--- TEXT BLOCK ---
Capt. Nancy Demme of the Montgomery County Police Department told reporters that “we don’t know if this is related but we’re treating this as if it is.”

She said investigators were interviewing several witnesses, but it was not clear whether they saw the shooter.

Police put a widespread dragnet into place immediately after the shooting, clogging traffic on Connecticut Avenue, one of the main arteries into Washington, D.C., just as the morning commute began. Police helicopters flew over the scene as cars were checked at roadblocks for nearly four hours.

The shooting, which happened before sunrise about 6 a.m. ET, was adjacent to an apartment building and wooded area in Aspen Hill, Md.

Johnson’s bus was stopped next to a wooded park with a playground and basketball court. Drivers often park their buses there as they get ready for their morning runs.

The location, 15 miles north of downtown Washington, is near six of the confirmed sniper attacks, and less than a mile from the first shooting at a crafts store where a bullet pierced a window without hurting anyone.

Unlike many of the confirmed shootings, this one was not near an interstate onramp. But given the minimal traffic at the time, the attacker could easily and quickly flee the scene.

Police converge on the scene of a shooting early Tuesday in Aspen Hill, Md., where a 40-year-old bus driver was shot in the chest and killed.

‘CALL US BACK’

On Monday, authorities continued a game of cat-and-mouse with the person who left a letter at the scene of Saturday’s shooting in Ashland, Va.

Investigators indicated that the person tried to contact them in a phone call that was too garbled to understand. And they pleaded with the person to call back.

“The person you called could not hear everything you said. The audio was unclear and we want to get it right. Call us back so that we can clearly understand,” Moose said via a press conference.

Sources told NBC’s David Bloom that the person called police using a disguised voice that was only about 25 percent audible. Two phone lines known only to that person have been set up and are being routed to the sniper task force, Bloom added.
--- INFORMATION PROVIDED ---
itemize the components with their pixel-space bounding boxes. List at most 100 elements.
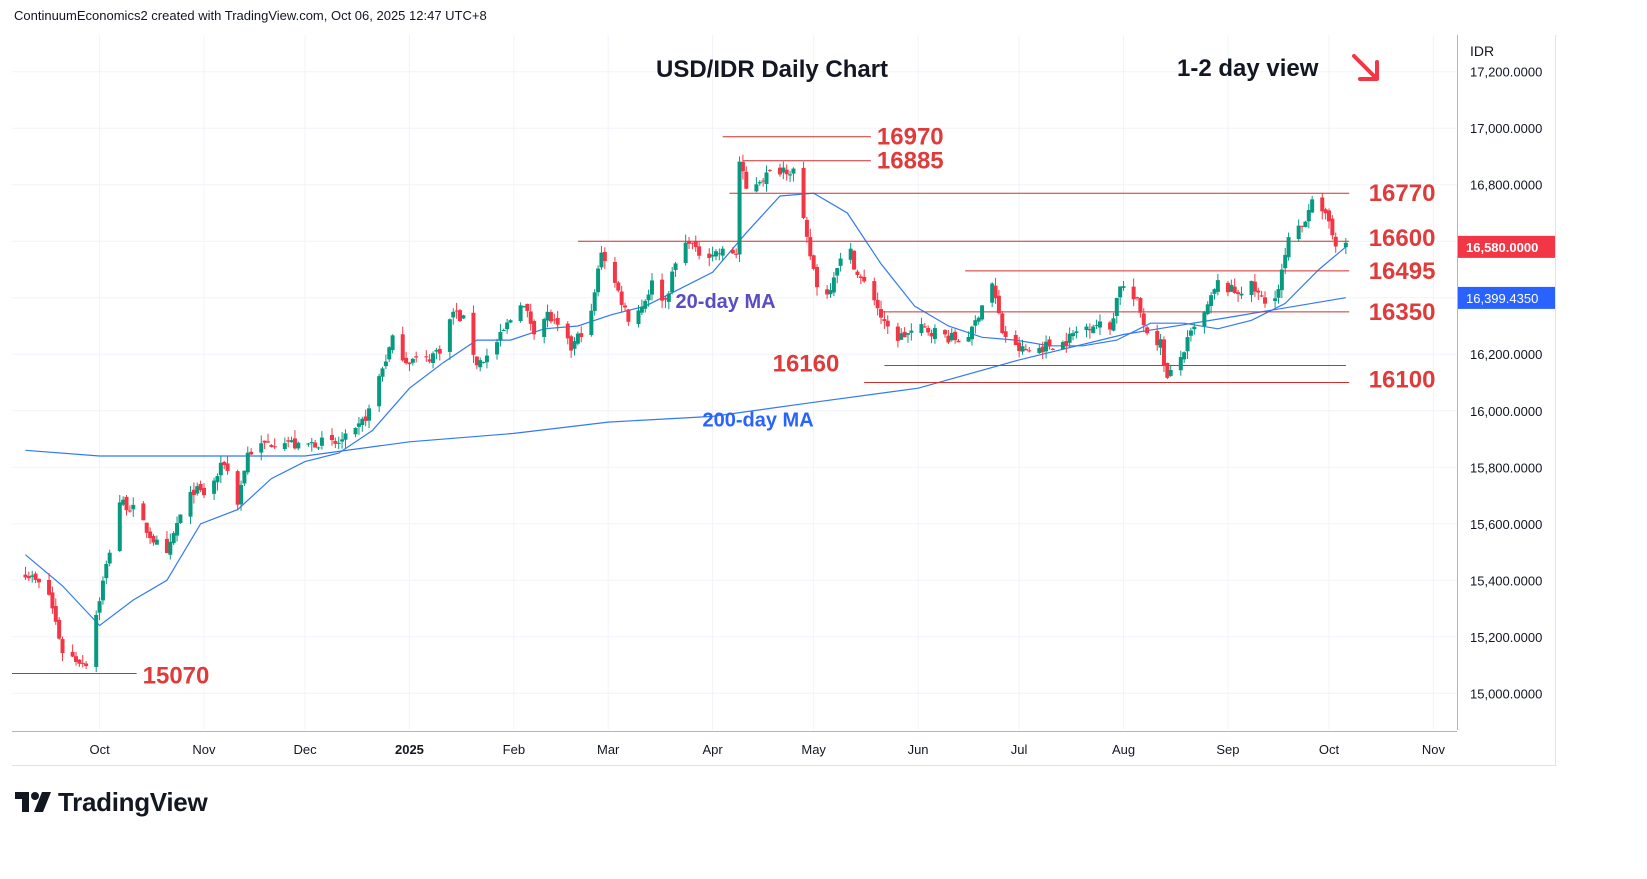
---
*DIRECTIONS*:
[1] Decide whether each statement agrees with the news report, answering yes or no and quoting the words of the report that settle it: (a) The shooting took place before sunrise. (b) The shooting site was close to an interstate onramp. (c) The disguised voice on the call was about half audible.
[2] Transcribe the part of the news report that begins at the words "The location, 15" and stops after "flee the scene.".
The material plays no role here.

*ANSWERS TO THE TASKS*:
[1]
(a) Yes: "which happened before sunrise about 6 a.m. ET"
(b) No: "Unlike many of the confirmed shootings, this one was not near an interstate onramp."
(c) No: "a disguised voice that was only about 25 percent audible"

[2]
The location, 15 miles north of downtown Washington, is near six of the confirmed sniper attacks, and less than a mile from the first shooting at a crafts store where a bullet pierced a window without hurting anyone.

Unlike many of the confirmed shootings, this one was not near an interstate onramp. But given the minimal traffic at the time, the attacker could easily and quickly flee the scene.